*EXERCISE PROMPT*
Count how many lines contain "JSON" and reply with that number only.

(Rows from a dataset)
-- Begin --

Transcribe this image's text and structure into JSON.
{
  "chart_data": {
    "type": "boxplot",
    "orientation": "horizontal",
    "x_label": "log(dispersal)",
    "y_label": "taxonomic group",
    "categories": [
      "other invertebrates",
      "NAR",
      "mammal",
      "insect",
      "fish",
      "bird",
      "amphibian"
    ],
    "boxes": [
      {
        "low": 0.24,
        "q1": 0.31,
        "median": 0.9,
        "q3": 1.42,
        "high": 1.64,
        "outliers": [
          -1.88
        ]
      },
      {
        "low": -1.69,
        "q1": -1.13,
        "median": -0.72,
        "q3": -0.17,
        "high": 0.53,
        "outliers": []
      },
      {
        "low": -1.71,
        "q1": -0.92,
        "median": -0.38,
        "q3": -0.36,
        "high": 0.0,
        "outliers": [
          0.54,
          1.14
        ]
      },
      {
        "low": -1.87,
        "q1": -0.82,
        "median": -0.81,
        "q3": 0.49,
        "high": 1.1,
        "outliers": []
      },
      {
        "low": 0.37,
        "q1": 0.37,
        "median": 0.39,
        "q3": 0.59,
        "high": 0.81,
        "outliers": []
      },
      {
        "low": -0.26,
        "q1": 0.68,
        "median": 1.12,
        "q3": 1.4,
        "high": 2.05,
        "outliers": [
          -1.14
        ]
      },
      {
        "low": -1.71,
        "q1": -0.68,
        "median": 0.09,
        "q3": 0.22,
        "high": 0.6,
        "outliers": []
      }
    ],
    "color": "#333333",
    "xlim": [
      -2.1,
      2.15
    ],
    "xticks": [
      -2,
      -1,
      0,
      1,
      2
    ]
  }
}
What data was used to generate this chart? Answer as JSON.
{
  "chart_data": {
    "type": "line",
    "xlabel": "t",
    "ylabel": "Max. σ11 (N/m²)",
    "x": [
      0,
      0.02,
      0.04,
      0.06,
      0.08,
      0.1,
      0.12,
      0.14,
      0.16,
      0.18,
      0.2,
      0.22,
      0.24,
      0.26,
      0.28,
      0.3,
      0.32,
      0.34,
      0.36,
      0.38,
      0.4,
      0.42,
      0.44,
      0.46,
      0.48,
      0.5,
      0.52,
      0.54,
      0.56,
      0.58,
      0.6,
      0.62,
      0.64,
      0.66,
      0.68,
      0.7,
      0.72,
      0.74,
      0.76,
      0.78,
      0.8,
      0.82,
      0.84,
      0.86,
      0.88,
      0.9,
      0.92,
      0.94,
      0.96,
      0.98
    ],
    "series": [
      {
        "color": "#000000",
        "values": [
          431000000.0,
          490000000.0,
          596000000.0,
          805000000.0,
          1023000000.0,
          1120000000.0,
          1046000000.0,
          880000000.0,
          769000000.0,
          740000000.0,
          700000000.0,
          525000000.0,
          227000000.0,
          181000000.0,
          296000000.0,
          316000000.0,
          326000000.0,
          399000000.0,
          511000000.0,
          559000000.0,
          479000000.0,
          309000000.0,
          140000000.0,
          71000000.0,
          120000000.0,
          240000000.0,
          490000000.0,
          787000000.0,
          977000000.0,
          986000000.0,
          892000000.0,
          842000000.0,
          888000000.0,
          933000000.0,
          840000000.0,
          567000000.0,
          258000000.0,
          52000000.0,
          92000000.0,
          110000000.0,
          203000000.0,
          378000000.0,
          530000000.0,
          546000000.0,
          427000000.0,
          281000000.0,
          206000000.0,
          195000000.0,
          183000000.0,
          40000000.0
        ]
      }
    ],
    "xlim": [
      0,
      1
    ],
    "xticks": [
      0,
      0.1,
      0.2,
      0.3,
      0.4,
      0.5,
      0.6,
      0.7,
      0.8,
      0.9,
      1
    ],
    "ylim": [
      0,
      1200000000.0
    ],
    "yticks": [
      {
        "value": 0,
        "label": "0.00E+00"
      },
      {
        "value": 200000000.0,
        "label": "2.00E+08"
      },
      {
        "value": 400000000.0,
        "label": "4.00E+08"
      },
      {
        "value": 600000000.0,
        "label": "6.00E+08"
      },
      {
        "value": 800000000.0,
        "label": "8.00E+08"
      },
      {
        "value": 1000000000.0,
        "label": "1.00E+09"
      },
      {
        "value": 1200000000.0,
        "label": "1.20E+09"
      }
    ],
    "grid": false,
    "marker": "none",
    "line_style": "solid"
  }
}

-- End --

*EXERCISE OUTPUT*
2